### Entries with figure data
* start *

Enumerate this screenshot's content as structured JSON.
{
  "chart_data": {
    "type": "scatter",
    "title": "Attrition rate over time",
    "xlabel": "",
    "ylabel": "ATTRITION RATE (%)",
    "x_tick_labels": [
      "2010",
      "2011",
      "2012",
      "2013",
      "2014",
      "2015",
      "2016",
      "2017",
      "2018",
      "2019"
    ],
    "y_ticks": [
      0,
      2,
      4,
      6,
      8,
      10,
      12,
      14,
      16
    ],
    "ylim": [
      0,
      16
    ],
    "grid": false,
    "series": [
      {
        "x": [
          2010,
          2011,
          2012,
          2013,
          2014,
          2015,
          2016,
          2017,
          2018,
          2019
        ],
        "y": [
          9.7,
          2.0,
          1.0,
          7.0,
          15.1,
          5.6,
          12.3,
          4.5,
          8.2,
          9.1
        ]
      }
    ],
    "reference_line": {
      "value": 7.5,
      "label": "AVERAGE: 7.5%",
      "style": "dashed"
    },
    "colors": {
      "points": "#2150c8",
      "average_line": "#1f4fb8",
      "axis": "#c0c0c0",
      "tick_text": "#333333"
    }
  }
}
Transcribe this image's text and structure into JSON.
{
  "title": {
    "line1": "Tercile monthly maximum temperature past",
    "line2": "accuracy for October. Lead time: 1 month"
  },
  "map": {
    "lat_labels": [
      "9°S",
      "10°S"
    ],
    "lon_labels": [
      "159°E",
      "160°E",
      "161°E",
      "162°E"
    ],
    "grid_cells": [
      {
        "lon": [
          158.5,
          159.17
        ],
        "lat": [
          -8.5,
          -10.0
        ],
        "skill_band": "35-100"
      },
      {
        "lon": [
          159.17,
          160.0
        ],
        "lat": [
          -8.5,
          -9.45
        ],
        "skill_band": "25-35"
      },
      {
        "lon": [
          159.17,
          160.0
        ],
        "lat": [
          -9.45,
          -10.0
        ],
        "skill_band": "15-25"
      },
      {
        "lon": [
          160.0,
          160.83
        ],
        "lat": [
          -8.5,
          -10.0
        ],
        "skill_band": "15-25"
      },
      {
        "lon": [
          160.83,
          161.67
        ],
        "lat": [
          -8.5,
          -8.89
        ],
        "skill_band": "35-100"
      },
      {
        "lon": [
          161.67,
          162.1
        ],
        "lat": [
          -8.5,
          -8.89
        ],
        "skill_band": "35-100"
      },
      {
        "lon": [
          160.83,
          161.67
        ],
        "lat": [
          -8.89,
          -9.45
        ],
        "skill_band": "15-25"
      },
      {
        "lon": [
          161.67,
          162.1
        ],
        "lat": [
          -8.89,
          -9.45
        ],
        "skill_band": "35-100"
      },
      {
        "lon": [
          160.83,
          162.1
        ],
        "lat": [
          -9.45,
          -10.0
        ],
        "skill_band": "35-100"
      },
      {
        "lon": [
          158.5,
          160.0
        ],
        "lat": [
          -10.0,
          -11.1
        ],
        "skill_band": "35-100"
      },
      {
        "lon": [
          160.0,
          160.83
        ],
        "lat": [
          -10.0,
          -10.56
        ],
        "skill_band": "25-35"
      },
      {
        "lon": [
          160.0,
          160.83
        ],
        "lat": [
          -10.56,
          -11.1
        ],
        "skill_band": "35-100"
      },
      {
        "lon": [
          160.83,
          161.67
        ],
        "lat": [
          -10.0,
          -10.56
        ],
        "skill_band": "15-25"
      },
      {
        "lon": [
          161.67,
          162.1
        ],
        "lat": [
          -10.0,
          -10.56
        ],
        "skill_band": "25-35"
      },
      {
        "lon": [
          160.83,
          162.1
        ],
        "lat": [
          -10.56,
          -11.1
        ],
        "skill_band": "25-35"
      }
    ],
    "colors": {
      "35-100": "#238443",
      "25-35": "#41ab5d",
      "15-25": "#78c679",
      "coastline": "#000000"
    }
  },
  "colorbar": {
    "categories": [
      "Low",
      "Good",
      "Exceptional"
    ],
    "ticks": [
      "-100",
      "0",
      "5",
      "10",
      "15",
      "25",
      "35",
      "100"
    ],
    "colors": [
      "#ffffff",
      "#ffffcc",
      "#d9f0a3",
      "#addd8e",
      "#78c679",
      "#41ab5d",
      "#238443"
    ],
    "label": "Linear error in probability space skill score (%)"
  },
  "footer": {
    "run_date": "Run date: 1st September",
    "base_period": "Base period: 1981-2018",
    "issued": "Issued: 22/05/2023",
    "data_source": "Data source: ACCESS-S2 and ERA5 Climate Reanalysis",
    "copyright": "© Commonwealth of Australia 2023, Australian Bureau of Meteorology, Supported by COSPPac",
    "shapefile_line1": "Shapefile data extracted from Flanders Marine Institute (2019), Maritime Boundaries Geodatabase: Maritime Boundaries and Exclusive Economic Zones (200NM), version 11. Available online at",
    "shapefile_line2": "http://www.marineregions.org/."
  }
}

* end *

Search the data above for the word "JSON", then gather each line in which it appears.

### Written reply
Enumerate this screenshot's content as structured JSON.
Transcribe this image's text and structure into JSON.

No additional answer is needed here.